▼▼▼

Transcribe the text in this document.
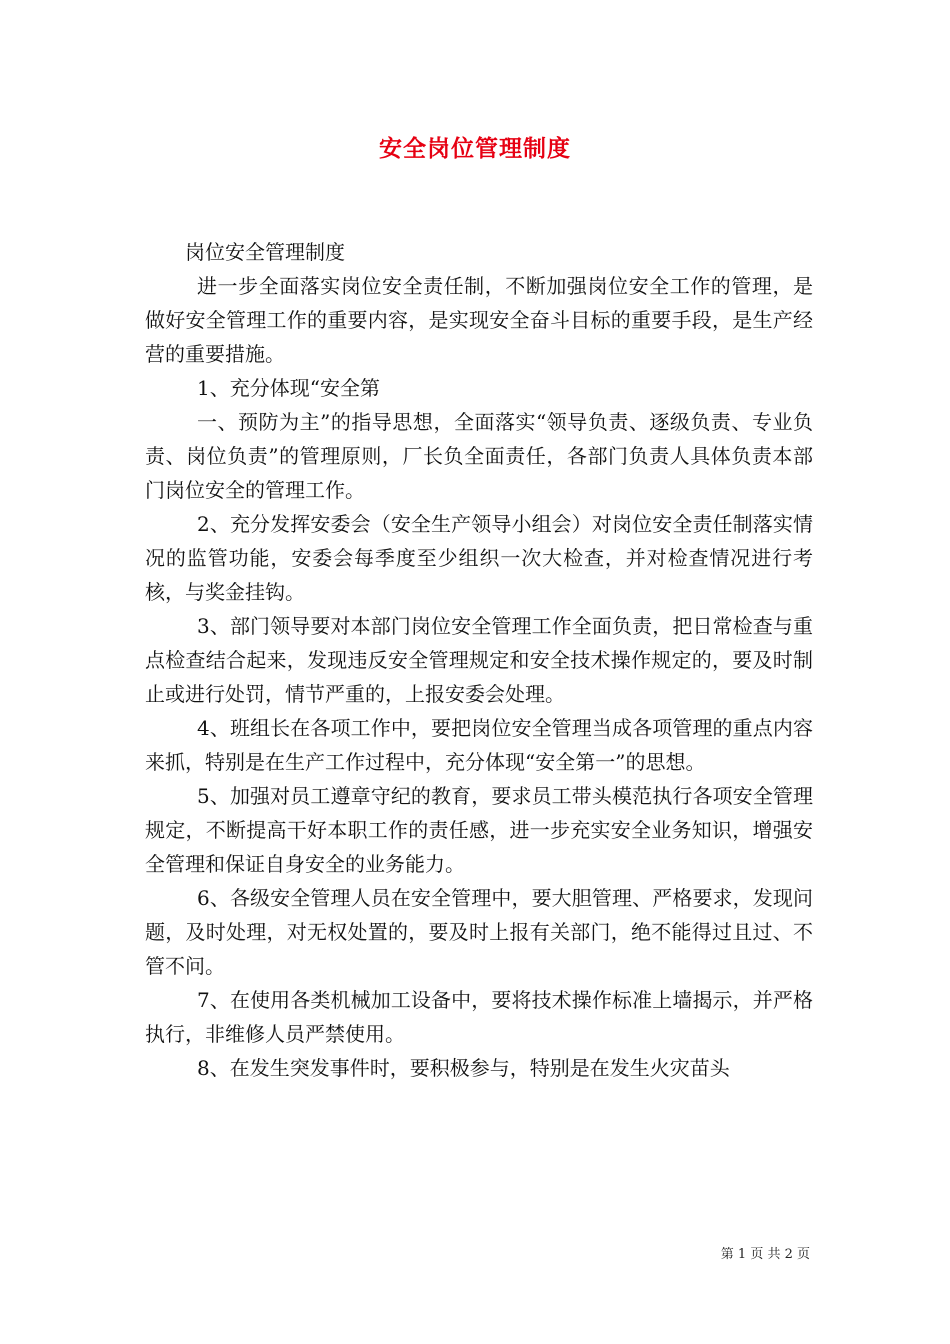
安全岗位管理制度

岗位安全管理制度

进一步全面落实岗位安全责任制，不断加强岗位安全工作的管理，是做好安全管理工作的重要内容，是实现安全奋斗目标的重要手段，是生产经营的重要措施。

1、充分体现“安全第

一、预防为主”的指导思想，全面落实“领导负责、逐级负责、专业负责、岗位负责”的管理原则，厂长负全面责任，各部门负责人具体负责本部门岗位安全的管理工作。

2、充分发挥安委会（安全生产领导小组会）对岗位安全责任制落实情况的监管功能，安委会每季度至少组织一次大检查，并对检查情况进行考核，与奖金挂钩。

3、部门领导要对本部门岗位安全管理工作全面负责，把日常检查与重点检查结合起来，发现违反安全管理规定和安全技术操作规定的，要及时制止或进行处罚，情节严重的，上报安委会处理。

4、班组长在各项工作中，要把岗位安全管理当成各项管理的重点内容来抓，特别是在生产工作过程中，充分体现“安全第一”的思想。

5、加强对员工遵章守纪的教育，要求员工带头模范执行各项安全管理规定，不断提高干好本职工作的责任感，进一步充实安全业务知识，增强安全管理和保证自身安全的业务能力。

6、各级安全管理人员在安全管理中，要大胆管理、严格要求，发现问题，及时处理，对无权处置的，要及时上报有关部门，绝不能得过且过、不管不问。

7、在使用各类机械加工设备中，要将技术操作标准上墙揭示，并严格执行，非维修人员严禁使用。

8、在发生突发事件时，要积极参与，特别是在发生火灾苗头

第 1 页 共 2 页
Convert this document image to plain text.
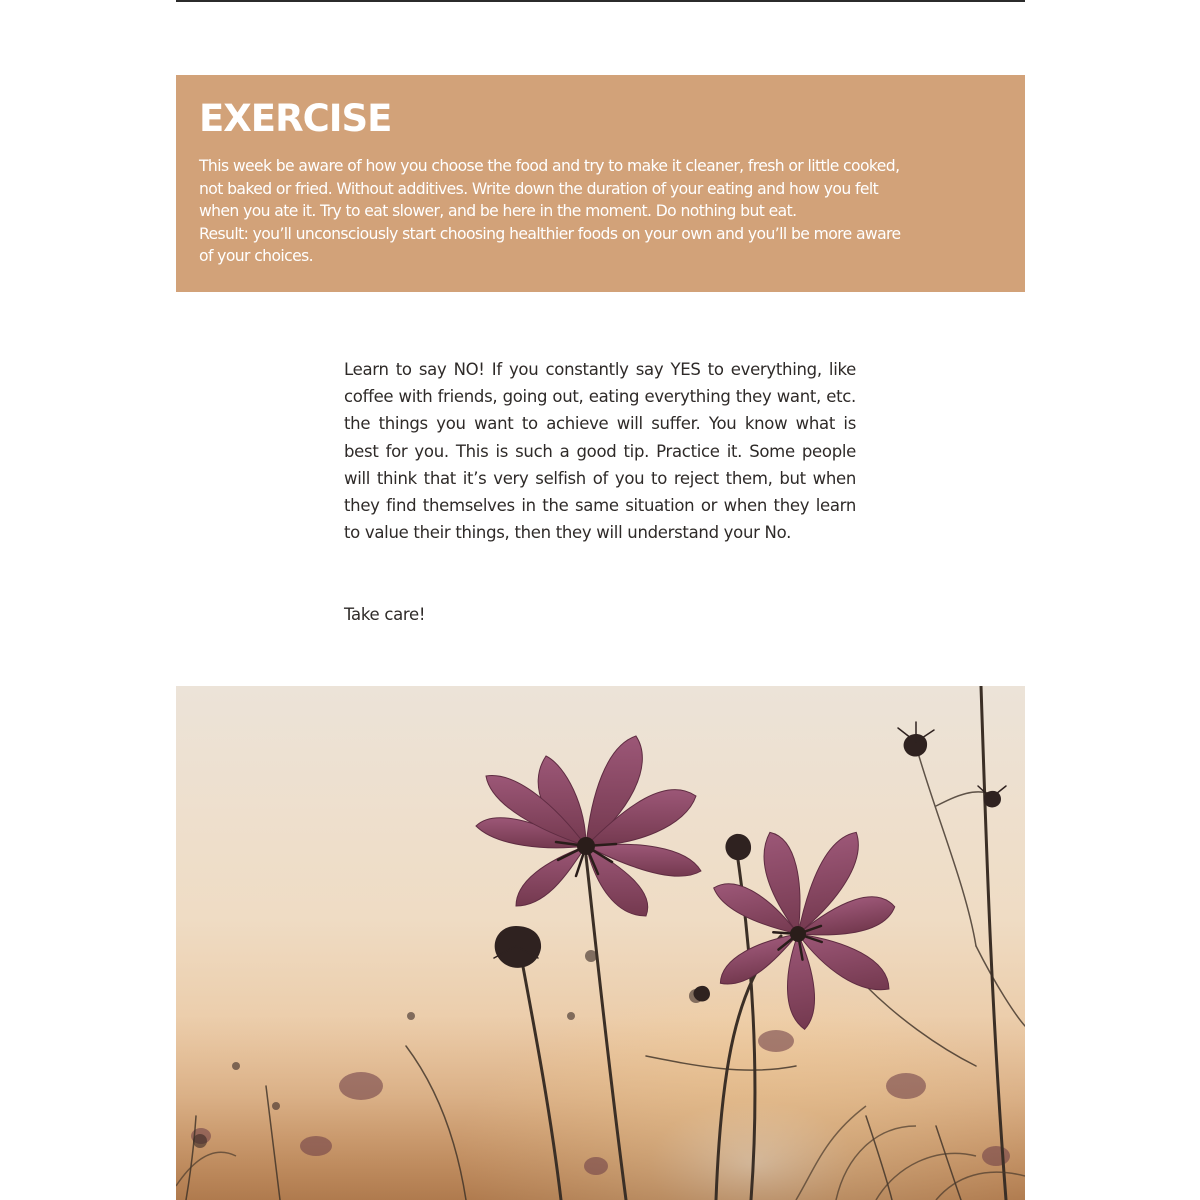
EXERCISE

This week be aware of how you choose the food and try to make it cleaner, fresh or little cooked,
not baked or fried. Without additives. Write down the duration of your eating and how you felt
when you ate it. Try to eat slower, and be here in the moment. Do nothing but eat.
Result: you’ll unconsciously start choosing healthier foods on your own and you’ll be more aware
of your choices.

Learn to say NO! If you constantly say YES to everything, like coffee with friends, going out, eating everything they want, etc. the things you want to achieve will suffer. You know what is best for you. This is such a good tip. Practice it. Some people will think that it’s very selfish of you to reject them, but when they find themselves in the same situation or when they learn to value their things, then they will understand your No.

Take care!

▲▲▲

### Set task
Extract every line from the records above that contains the word "充分体现".

### Answer
1、充分体现“安全第
4、班组长在各项工作中，要把岗位安全管理当成各项管理的重点内容来抓，特别是在生产工作过程中，充分体现“安全第一”的思想。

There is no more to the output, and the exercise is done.